+++ Records supplied
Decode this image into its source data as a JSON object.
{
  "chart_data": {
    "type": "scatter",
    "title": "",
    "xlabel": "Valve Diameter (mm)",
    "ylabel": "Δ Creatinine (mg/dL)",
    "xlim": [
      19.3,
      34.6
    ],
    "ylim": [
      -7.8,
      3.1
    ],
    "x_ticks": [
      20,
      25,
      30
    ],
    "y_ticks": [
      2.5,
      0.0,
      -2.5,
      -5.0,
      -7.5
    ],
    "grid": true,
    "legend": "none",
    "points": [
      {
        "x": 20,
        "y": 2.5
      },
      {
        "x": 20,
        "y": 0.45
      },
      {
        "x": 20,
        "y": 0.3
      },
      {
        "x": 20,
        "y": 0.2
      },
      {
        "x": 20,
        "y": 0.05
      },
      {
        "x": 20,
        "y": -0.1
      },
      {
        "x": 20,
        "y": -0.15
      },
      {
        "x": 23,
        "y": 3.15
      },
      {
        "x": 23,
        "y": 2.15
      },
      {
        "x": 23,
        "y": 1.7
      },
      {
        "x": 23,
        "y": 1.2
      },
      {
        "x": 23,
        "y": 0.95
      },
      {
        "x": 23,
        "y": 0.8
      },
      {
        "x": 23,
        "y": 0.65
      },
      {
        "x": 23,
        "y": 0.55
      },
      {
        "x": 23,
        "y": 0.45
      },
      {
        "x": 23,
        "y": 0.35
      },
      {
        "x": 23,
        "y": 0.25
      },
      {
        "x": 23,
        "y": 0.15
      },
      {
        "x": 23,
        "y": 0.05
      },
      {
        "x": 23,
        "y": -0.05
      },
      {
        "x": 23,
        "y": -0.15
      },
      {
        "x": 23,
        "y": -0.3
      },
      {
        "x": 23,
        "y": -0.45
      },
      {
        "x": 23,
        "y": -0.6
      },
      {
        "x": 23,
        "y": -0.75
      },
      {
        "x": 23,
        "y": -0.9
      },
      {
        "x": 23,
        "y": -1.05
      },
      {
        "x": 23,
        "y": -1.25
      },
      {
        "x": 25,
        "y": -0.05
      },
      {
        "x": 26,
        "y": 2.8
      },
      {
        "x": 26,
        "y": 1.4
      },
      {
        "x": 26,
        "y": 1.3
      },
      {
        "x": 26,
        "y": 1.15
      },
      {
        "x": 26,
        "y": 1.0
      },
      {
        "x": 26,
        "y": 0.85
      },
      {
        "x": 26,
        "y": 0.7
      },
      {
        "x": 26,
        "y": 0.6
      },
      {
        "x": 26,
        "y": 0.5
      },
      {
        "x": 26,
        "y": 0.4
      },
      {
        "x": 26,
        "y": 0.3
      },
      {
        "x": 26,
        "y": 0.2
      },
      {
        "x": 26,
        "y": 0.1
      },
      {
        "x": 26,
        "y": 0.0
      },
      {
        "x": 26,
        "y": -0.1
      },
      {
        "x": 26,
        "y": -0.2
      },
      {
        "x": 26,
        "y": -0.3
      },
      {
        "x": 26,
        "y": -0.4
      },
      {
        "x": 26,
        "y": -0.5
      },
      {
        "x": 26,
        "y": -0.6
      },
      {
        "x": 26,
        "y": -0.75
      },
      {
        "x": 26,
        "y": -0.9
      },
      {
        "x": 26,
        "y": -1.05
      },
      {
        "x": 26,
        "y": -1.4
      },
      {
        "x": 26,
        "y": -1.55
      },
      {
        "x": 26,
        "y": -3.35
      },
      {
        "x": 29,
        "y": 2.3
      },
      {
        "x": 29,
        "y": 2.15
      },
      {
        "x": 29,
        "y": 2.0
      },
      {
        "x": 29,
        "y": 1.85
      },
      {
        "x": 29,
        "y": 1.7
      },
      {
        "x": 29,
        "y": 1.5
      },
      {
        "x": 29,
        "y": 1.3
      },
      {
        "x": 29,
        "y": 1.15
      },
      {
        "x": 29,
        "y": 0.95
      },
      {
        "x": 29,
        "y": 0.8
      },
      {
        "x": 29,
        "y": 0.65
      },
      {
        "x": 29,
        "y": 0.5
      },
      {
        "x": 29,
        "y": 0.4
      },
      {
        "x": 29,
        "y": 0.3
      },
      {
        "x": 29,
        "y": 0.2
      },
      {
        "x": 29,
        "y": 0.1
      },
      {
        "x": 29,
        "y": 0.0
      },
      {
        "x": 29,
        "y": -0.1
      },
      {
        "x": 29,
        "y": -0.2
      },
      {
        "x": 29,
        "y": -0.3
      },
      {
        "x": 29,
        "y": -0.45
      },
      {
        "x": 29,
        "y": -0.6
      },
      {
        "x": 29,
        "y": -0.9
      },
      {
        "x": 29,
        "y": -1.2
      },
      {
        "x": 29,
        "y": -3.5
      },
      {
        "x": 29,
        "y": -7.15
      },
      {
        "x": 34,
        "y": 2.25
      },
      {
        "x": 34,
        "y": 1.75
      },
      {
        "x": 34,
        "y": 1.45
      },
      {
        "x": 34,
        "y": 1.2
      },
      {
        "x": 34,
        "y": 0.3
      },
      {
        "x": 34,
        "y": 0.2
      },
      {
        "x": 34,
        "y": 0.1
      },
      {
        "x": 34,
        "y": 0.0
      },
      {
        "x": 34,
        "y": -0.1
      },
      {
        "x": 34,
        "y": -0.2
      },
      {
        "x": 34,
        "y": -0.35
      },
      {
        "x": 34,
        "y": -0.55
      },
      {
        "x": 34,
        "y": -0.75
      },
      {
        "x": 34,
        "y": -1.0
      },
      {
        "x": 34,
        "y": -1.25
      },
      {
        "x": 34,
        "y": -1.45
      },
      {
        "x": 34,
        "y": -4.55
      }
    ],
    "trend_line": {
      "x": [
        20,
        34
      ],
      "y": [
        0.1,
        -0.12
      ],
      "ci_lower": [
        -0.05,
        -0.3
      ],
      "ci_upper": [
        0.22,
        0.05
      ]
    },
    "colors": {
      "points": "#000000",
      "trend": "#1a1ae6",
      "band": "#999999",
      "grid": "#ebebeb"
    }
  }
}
++++++
Exercise aim: All of the data needs to be printed once more, exactly.

Answer to the problem:
Decode this image into its source data as a JSON object.
{
  "chart_data": {
    "type": "scatter",
    "title": "",
    "xlabel": "Valve Diameter (mm)",
    "ylabel": "Δ Creatinine (mg/dL)",
    "xlim": [
      19.3,
      34.6
    ],
    "ylim": [
      -7.8,
      3.1
    ],
    "x_ticks": [
      20,
      25,
      30
    ],
    "y_ticks": [
      2.5,
      0.0,
      -2.5,
      -5.0,
      -7.5
    ],
    "grid": true,
    "legend": "none",
    "points": [
      {
        "x": 20,
        "y": 2.5
      },
      {
        "x": 20,
        "y": 0.45
      },
      {
        "x": 20,
        "y": 0.3
      },
      {
        "x": 20,
        "y": 0.2
      },
      {
        "x": 20,
        "y": 0.05
      },
      {
        "x": 20,
        "y": -0.1
      },
      {
        "x": 20,
        "y": -0.15
      },
      {
        "x": 23,
        "y": 3.15
      },
      {
        "x": 23,
        "y": 2.15
      },
      {
        "x": 23,
        "y": 1.7
      },
      {
        "x": 23,
        "y": 1.2
      },
      {
        "x": 23,
        "y": 0.95
      },
      {
        "x": 23,
        "y": 0.8
      },
      {
        "x": 23,
        "y": 0.65
      },
      {
        "x": 23,
        "y": 0.55
      },
      {
        "x": 23,
        "y": 0.45
      },
      {
        "x": 23,
        "y": 0.35
      },
      {
        "x": 23,
        "y": 0.25
      },
      {
        "x": 23,
        "y": 0.15
      },
      {
        "x": 23,
        "y": 0.05
      },
      {
        "x": 23,
        "y": -0.05
      },
      {
        "x": 23,
        "y": -0.15
      },
      {
        "x": 23,
        "y": -0.3
      },
      {
        "x": 23,
        "y": -0.45
      },
      {
        "x": 23,
        "y": -0.6
      },
      {
        "x": 23,
        "y": -0.75
      },
      {
        "x": 23,
        "y": -0.9
      },
      {
        "x": 23,
        "y": -1.05
      },
      {
        "x": 23,
        "y": -1.25
      },
      {
        "x": 25,
        "y": -0.05
      },
      {
        "x": 26,
        "y": 2.8
      },
      {
        "x": 26,
        "y": 1.4
      },
      {
        "x": 26,
        "y": 1.3
      },
      {
        "x": 26,
        "y": 1.15
      },
      {
        "x": 26,
        "y": 1.0
      },
      {
        "x": 26,
        "y": 0.85
      },
      {
        "x": 26,
        "y": 0.7
      },
      {
        "x": 26,
        "y": 0.6
      },
      {
        "x": 26,
        "y": 0.5
      },
      {
        "x": 26,
        "y": 0.4
      },
      {
        "x": 26,
        "y": 0.3
      },
      {
        "x": 26,
        "y": 0.2
      },
      {
        "x": 26,
        "y": 0.1
      },
      {
        "x": 26,
        "y": 0.0
      },
      {
        "x": 26,
        "y": -0.1
      },
      {
        "x": 26,
        "y": -0.2
      },
      {
        "x": 26,
        "y": -0.3
      },
      {
        "x": 26,
        "y": -0.4
      },
      {
        "x": 26,
        "y": -0.5
      },
      {
        "x": 26,
        "y": -0.6
      },
      {
        "x": 26,
        "y": -0.75
      },
      {
        "x": 26,
        "y": -0.9
      },
      {
        "x": 26,
        "y": -1.05
      },
      {
        "x": 26,
        "y": -1.4
      },
      {
        "x": 26,
        "y": -1.55
      },
      {
        "x": 26,
        "y": -3.35
      },
      {
        "x": 29,
        "y": 2.3
      },
      {
        "x": 29,
        "y": 2.15
      },
      {
        "x": 29,
        "y": 2.0
      },
      {
        "x": 29,
        "y": 1.85
      },
      {
        "x": 29,
        "y": 1.7
      },
      {
        "x": 29,
        "y": 1.5
      },
      {
        "x": 29,
        "y": 1.3
      },
      {
        "x": 29,
        "y": 1.15
      },
      {
        "x": 29,
        "y": 0.95
      },
      {
        "x": 29,
        "y": 0.8
      },
      {
        "x": 29,
        "y": 0.65
      },
      {
        "x": 29,
        "y": 0.5
      },
      {
        "x": 29,
        "y": 0.4
      },
      {
        "x": 29,
        "y": 0.3
      },
      {
        "x": 29,
        "y": 0.2
      },
      {
        "x": 29,
        "y": 0.1
      },
      {
        "x": 29,
        "y": 0.0
      },
      {
        "x": 29,
        "y": -0.1
      },
      {
        "x": 29,
        "y": -0.2
      },
      {
        "x": 29,
        "y": -0.3
      },
      {
        "x": 29,
        "y": -0.45
      },
      {
        "x": 29,
        "y": -0.6
      },
      {
        "x": 29,
        "y": -0.9
      },
      {
        "x": 29,
        "y": -1.2
      },
      {
        "x": 29,
        "y": -3.5
      },
      {
        "x": 29,
        "y": -7.15
      },
      {
        "x": 34,
        "y": 2.25
      },
      {
        "x": 34,
        "y": 1.75
      },
      {
        "x": 34,
        "y": 1.45
      },
      {
        "x": 34,
        "y": 1.2
      },
      {
        "x": 34,
        "y": 0.3
      },
      {
        "x": 34,
        "y": 0.2
      },
      {
        "x": 34,
        "y": 0.1
      },
      {
        "x": 34,
        "y": 0.0
      },
      {
        "x": 34,
        "y": -0.1
      },
      {
        "x": 34,
        "y": -0.2
      },
      {
        "x": 34,
        "y": -0.35
      },
      {
        "x": 34,
        "y": -0.55
      },
      {
        "x": 34,
        "y": -0.75
      },
      {
        "x": 34,
        "y": -1.0
      },
      {
        "x": 34,
        "y": -1.25
      },
      {
        "x": 34,
        "y": -1.45
      },
      {
        "x": 34,
        "y": -4.55
      }
    ],
    "trend_line": {
      "x": [
        20,
        34
      ],
      "y": [
        0.1,
        -0.12
      ],
      "ci_lower": [
        -0.05,
        -0.3
      ],
      "ci_upper": [
        0.22,
        0.05
      ]
    },
    "colors": {
      "points": "#000000",
      "trend": "#1a1ae6",
      "band": "#999999",
      "grid": "#ebebeb"
    }
  }
}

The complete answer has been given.